### [THE REQUEST]
Search the material and gather each line with "community" in it.

### [ROWS]
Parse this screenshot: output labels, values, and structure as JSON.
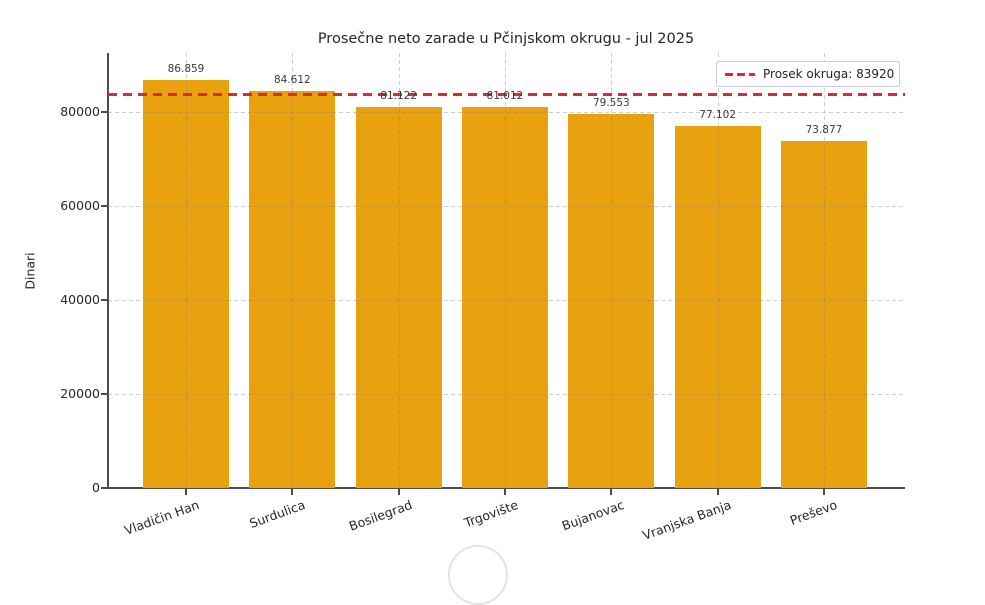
{
  "chart_data": {
    "type": "bar",
    "title": "Prosečne neto zarade u Pčinjskom okrugu - jul 2025",
    "xlabel": "",
    "ylabel": "Dinari",
    "categories": [
      "Vladičin Han",
      "Surdulica",
      "Bosilegrad",
      "Trgovište",
      "Bujanovac",
      "Vranjska Banja",
      "Preševo"
    ],
    "values": [
      86859,
      84612,
      81122,
      81012,
      79553,
      77102,
      73877
    ],
    "value_labels": [
      "86.859",
      "84.612",
      "81.122",
      "81.012",
      "79.553",
      "77.102",
      "73.877"
    ],
    "bar_color": "#e8a20f",
    "yticks": [
      0,
      20000,
      40000,
      60000,
      80000
    ],
    "ytick_labels": [
      "0",
      "20000",
      "40000",
      "60000",
      "80000"
    ],
    "ylim": [
      0,
      92600
    ],
    "grid": true,
    "grid_style": "dashed",
    "average_line": {
      "value": 83920,
      "label": "Prosek okruga: 83920",
      "color": "#e12727",
      "style": "dashed"
    },
    "legend_position": "upper right"
  }
}
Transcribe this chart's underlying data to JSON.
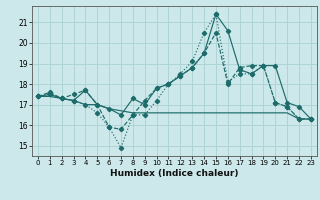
{
  "xlabel": "Humidex (Indice chaleur)",
  "bg_color": "#cde8ea",
  "grid_color": "#aed4d6",
  "line_color": "#1e6b6b",
  "xmin": -0.5,
  "xmax": 23.5,
  "ymin": 14.5,
  "ymax": 21.8,
  "yticks": [
    15,
    16,
    17,
    18,
    19,
    20,
    21
  ],
  "xticks": [
    0,
    1,
    2,
    3,
    4,
    5,
    6,
    7,
    8,
    9,
    10,
    11,
    12,
    13,
    14,
    15,
    16,
    17,
    18,
    19,
    20,
    21,
    22,
    23
  ],
  "series_dashed_markers": [
    17.4,
    17.6,
    17.3,
    17.5,
    17.7,
    17.0,
    15.9,
    15.8,
    16.5,
    17.2,
    17.8,
    18.0,
    18.4,
    18.8,
    19.5,
    20.5,
    18.0,
    18.8,
    18.9,
    18.9,
    17.1,
    16.9,
    16.3,
    16.3
  ],
  "series_dotted_markers": [
    17.4,
    17.5,
    17.3,
    17.2,
    17.0,
    16.6,
    15.9,
    14.9,
    16.5,
    16.5,
    17.2,
    18.0,
    18.5,
    19.1,
    20.5,
    21.4,
    18.1,
    18.5,
    18.5,
    18.9,
    17.1,
    16.9,
    16.3,
    16.3
  ],
  "series_solid_markers": [
    17.4,
    17.5,
    17.3,
    17.2,
    17.7,
    17.0,
    16.8,
    16.5,
    17.3,
    17.0,
    17.8,
    18.0,
    18.4,
    18.8,
    19.5,
    21.4,
    20.6,
    18.7,
    18.5,
    18.9,
    18.9,
    17.1,
    16.9,
    16.3
  ],
  "series_flat": [
    17.4,
    17.4,
    17.3,
    17.2,
    17.0,
    17.0,
    16.8,
    16.7,
    16.6,
    16.6,
    16.6,
    16.6,
    16.6,
    16.6,
    16.6,
    16.6,
    16.6,
    16.6,
    16.6,
    16.6,
    16.6,
    16.6,
    16.3,
    16.3
  ]
}
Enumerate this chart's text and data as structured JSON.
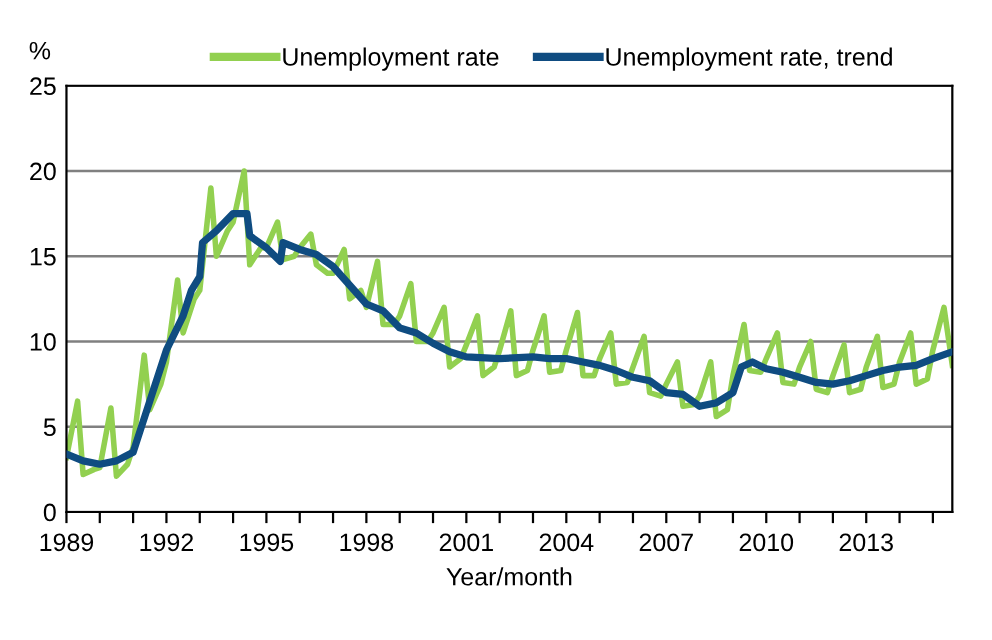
{
  "chart_data": {
    "type": "line",
    "ylabel": "%",
    "xlabel": "Year/month",
    "legend": "top",
    "grid": "y",
    "marker": "none",
    "line_style": "solid",
    "xlim": [
      "1989-01",
      "2015-08"
    ],
    "ylim": [
      0,
      25
    ],
    "yticks": [
      0,
      5,
      10,
      15,
      20,
      25
    ],
    "xticks": [
      "1989",
      {
        "value": "1990",
        "label": null
      },
      {
        "value": "1991",
        "label": null
      },
      "1992",
      {
        "value": "1993",
        "label": null
      },
      {
        "value": "1994",
        "label": null
      },
      "1995",
      {
        "value": "1996",
        "label": null
      },
      {
        "value": "1997",
        "label": null
      },
      "1998",
      {
        "value": "1999",
        "label": null
      },
      {
        "value": "2000",
        "label": null
      },
      "2001",
      {
        "value": "2002",
        "label": null
      },
      {
        "value": "2003",
        "label": null
      },
      "2004",
      {
        "value": "2005",
        "label": null
      },
      {
        "value": "2006",
        "label": null
      },
      "2007",
      {
        "value": "2008",
        "label": null
      },
      {
        "value": "2009",
        "label": null
      },
      "2010",
      {
        "value": "2011",
        "label": null
      },
      {
        "value": "2012",
        "label": null
      },
      "2013",
      {
        "value": "2014",
        "label": null
      },
      {
        "value": "2015",
        "label": null
      }
    ],
    "series": [
      {
        "name": "Unemployment rate",
        "color": "#92d050",
        "x": [
          "1989-01",
          "1989-05",
          "1989-07",
          "1989-11",
          "1990-01",
          "1990-05",
          "1990-07",
          "1990-11",
          "1991-01",
          "1991-05",
          "1991-07",
          "1991-11",
          "1992-01",
          "1992-05",
          "1992-07",
          "1992-11",
          "1993-01",
          "1993-05",
          "1993-07",
          "1993-11",
          "1994-01",
          "1994-05",
          "1994-07",
          "1994-11",
          "1995-01",
          "1995-05",
          "1995-07",
          "1995-11",
          "1996-01",
          "1996-05",
          "1996-07",
          "1996-11",
          "1997-01",
          "1997-05",
          "1997-07",
          "1997-11",
          "1998-01",
          "1998-05",
          "1998-07",
          "1998-11",
          "1999-01",
          "1999-05",
          "1999-07",
          "1999-11",
          "2000-01",
          "2000-05",
          "2000-07",
          "2000-11",
          "2001-01",
          "2001-05",
          "2001-07",
          "2001-11",
          "2002-01",
          "2002-05",
          "2002-07",
          "2002-11",
          "2003-01",
          "2003-05",
          "2003-07",
          "2003-11",
          "2004-01",
          "2004-05",
          "2004-07",
          "2004-11",
          "2005-01",
          "2005-05",
          "2005-07",
          "2005-11",
          "2006-01",
          "2006-05",
          "2006-07",
          "2006-11",
          "2007-01",
          "2007-05",
          "2007-07",
          "2007-11",
          "2008-01",
          "2008-05",
          "2008-07",
          "2008-11",
          "2009-01",
          "2009-05",
          "2009-07",
          "2009-11",
          "2010-01",
          "2010-05",
          "2010-07",
          "2010-11",
          "2011-01",
          "2011-05",
          "2011-07",
          "2011-11",
          "2012-01",
          "2012-05",
          "2012-07",
          "2012-11",
          "2013-01",
          "2013-05",
          "2013-07",
          "2013-11",
          "2014-01",
          "2014-05",
          "2014-07",
          "2014-11",
          "2015-01",
          "2015-05",
          "2015-08"
        ],
        "values": [
          3.2,
          6.5,
          2.2,
          2.5,
          2.6,
          6.1,
          2.1,
          2.8,
          3.8,
          9.2,
          6.0,
          7.5,
          8.8,
          13.6,
          10.5,
          12.5,
          13.0,
          19.0,
          15.0,
          16.5,
          17.0,
          20.0,
          14.5,
          15.5,
          15.5,
          17.0,
          14.8,
          15.0,
          15.5,
          16.3,
          14.5,
          14.0,
          14.0,
          15.4,
          12.5,
          13.0,
          12.0,
          14.7,
          11.0,
          11.0,
          11.5,
          13.4,
          10.0,
          10.0,
          10.5,
          12.0,
          8.5,
          9.0,
          9.8,
          11.5,
          8.0,
          8.5,
          9.5,
          11.8,
          8.0,
          8.3,
          9.5,
          11.5,
          8.2,
          8.3,
          9.5,
          11.7,
          8.0,
          8.0,
          9.0,
          10.5,
          7.5,
          7.6,
          8.5,
          10.3,
          7.0,
          6.8,
          7.5,
          8.8,
          6.2,
          6.3,
          6.8,
          8.8,
          5.6,
          6.0,
          8.0,
          11.0,
          8.3,
          8.2,
          9.0,
          10.5,
          7.6,
          7.5,
          8.5,
          10.0,
          7.2,
          7.0,
          8.0,
          9.8,
          7.0,
          7.2,
          8.5,
          10.3,
          7.3,
          7.5,
          8.8,
          10.5,
          7.5,
          7.8,
          9.5,
          12.0,
          8.6
        ]
      },
      {
        "name": "Unemployment rate, trend",
        "color": "#0f4c81",
        "x": [
          "1989-01",
          "1989-07",
          "1990-01",
          "1990-07",
          "1991-01",
          "1991-04",
          "1991-09",
          "1992-01",
          "1992-07",
          "1992-10",
          "1993-01",
          "1993-02",
          "1993-07",
          "1994-01",
          "1994-06",
          "1994-07",
          "1995-01",
          "1995-06",
          "1995-07",
          "1996-01",
          "1996-07",
          "1997-01",
          "1997-07",
          "1998-01",
          "1998-07",
          "1999-01",
          "1999-07",
          "2000-01",
          "2000-07",
          "2001-01",
          "2002-01",
          "2003-01",
          "2003-07",
          "2004-01",
          "2004-07",
          "2005-01",
          "2005-07",
          "2006-01",
          "2006-07",
          "2007-01",
          "2007-07",
          "2008-01",
          "2008-07",
          "2009-01",
          "2009-04",
          "2009-08",
          "2010-01",
          "2010-07",
          "2011-01",
          "2011-07",
          "2012-01",
          "2012-07",
          "2013-01",
          "2013-07",
          "2014-01",
          "2014-07",
          "2015-01",
          "2015-08"
        ],
        "values": [
          3.4,
          3.0,
          2.8,
          3.0,
          3.5,
          5.0,
          7.5,
          9.5,
          11.5,
          13.0,
          13.8,
          15.8,
          16.5,
          17.5,
          17.5,
          16.2,
          15.5,
          14.7,
          15.8,
          15.4,
          15.1,
          14.4,
          13.3,
          12.2,
          11.8,
          10.8,
          10.5,
          9.9,
          9.4,
          9.1,
          9.0,
          9.1,
          9.0,
          9.0,
          8.8,
          8.6,
          8.3,
          7.9,
          7.7,
          7.0,
          6.9,
          6.2,
          6.4,
          7.0,
          8.5,
          8.8,
          8.4,
          8.2,
          7.9,
          7.6,
          7.5,
          7.7,
          8.0,
          8.3,
          8.5,
          8.6,
          9.0,
          9.4
        ]
      }
    ]
  }
}
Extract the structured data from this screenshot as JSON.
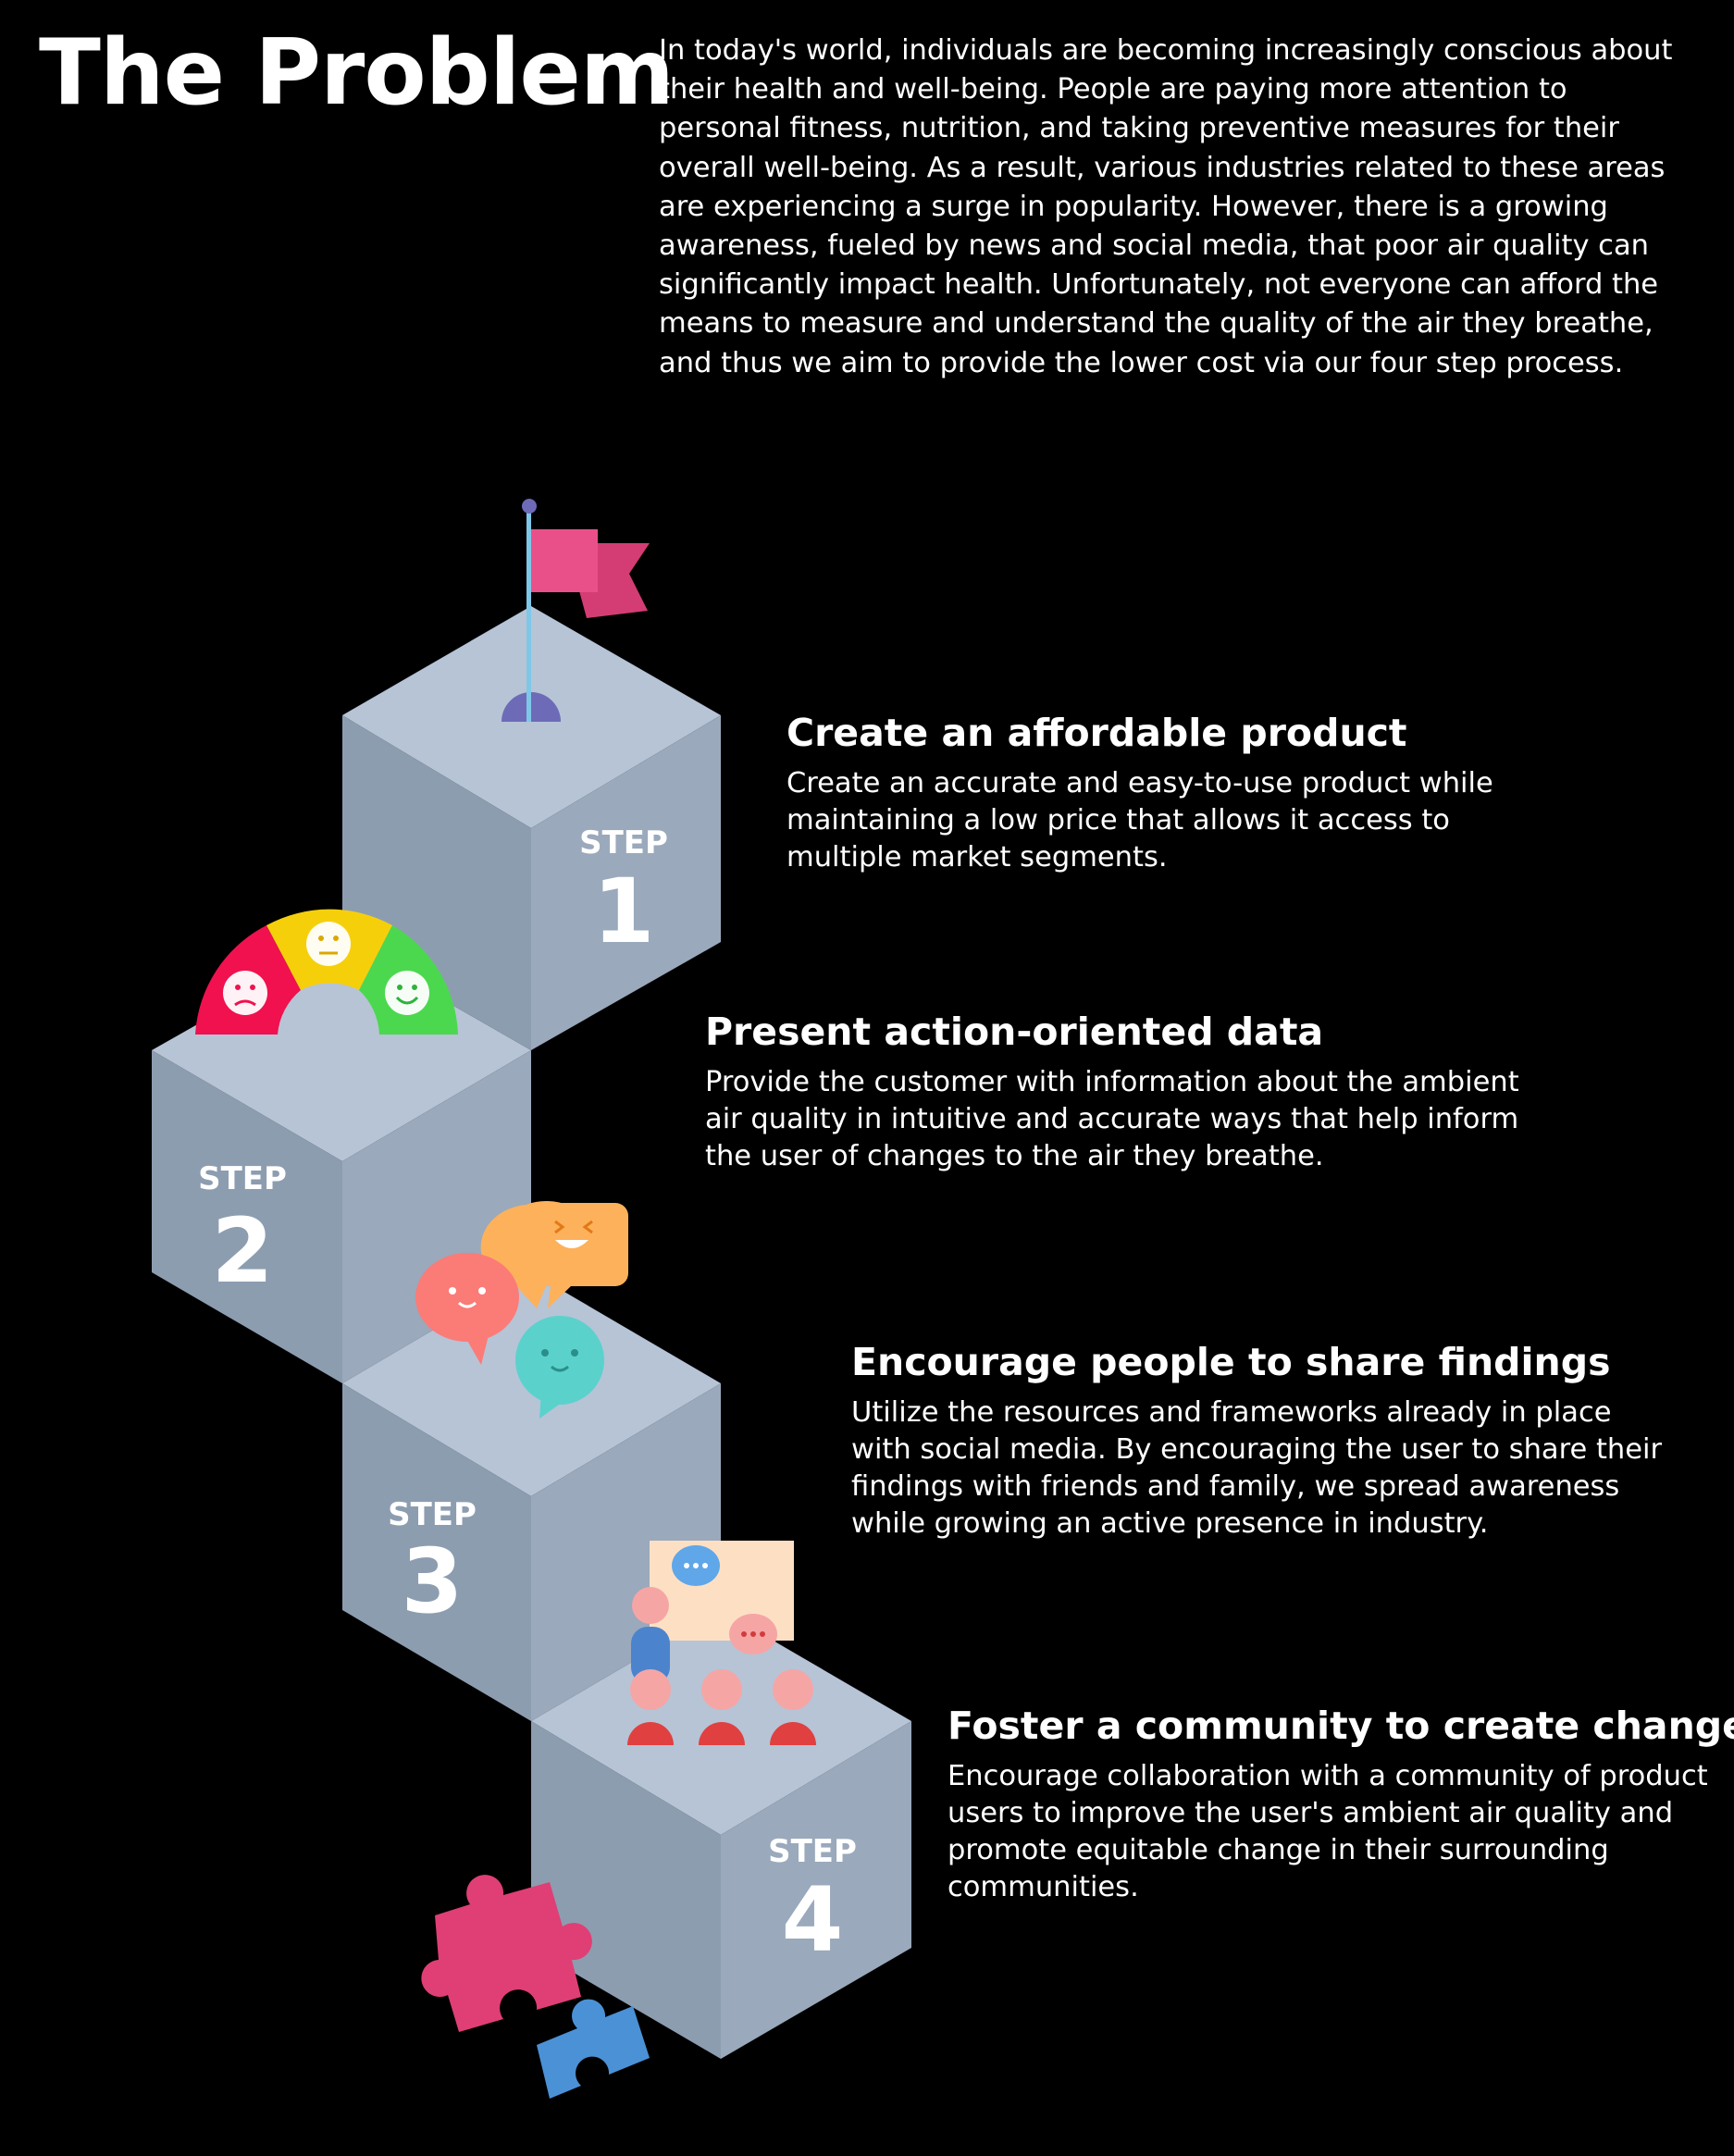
{
  "title": "The Problem",
  "intro": "In today's world, individuals are becoming increasingly conscious about their health and well-being. People are paying more attention to personal fitness, nutrition, and taking preventive measures for their overall well-being. As a result, various industries related to these areas are experiencing a surge in popularity. However, there is a growing awareness, fueled by news and social media, that poor air quality can significantly impact health. Unfortunately, not everyone can afford the means to measure and understand the quality of the air they breathe, and thus we aim to provide the lower cost via our four step process.",
  "steps": [
    {
      "word": "STEP",
      "number": "1",
      "heading": "Create an affordable product",
      "body": "Create an accurate and easy-to-use product while maintaining a low price that allows it access to multiple market segments."
    },
    {
      "word": "STEP",
      "number": "2",
      "heading": "Present action-oriented data",
      "body": "Provide the customer with information about the ambient air quality in intuitive and accurate ways that help inform the user of changes to the air they breathe."
    },
    {
      "word": "STEP",
      "number": "3",
      "heading": "Encourage people to share findings",
      "body": "Utilize the resources and frameworks already in place with social media. By encouraging the user to share their findings with friends and family, we spread awareness while growing an active presence in industry."
    },
    {
      "word": "STEP",
      "number": "4",
      "heading": "Foster a community to create change",
      "body": "Encourage collaboration with a community of product users to improve the user's ambient air quality and promote equitable change in their surrounding communities."
    }
  ],
  "colors": {
    "cube_top": "#b6c4d6",
    "cube_left": "#8d9db0",
    "cube_right": "#9aa9bb",
    "flag": "#e9508a",
    "gauge_red": "#f0114e",
    "gauge_yellow": "#f6cf0b",
    "gauge_green": "#4bd84e",
    "bubble_red": "#fb7b77",
    "bubble_orange": "#fdb15b",
    "bubble_teal": "#5bd1cc",
    "puzzle_pink": "#df3f74",
    "puzzle_blue": "#4b91d6"
  },
  "icons": [
    "flag-icon",
    "mood-gauge-icon",
    "chat-bubbles-icon",
    "community-meeting-icon",
    "puzzle-icon"
  ]
}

### [ANSWER BELOW]
      "heading": "Foster a community to create change",
      "body": "Encourage collaboration with a community of product users to improve the user's ambient air quality and promote equitable change in their surrounding communities."
    "community-meeting-icon",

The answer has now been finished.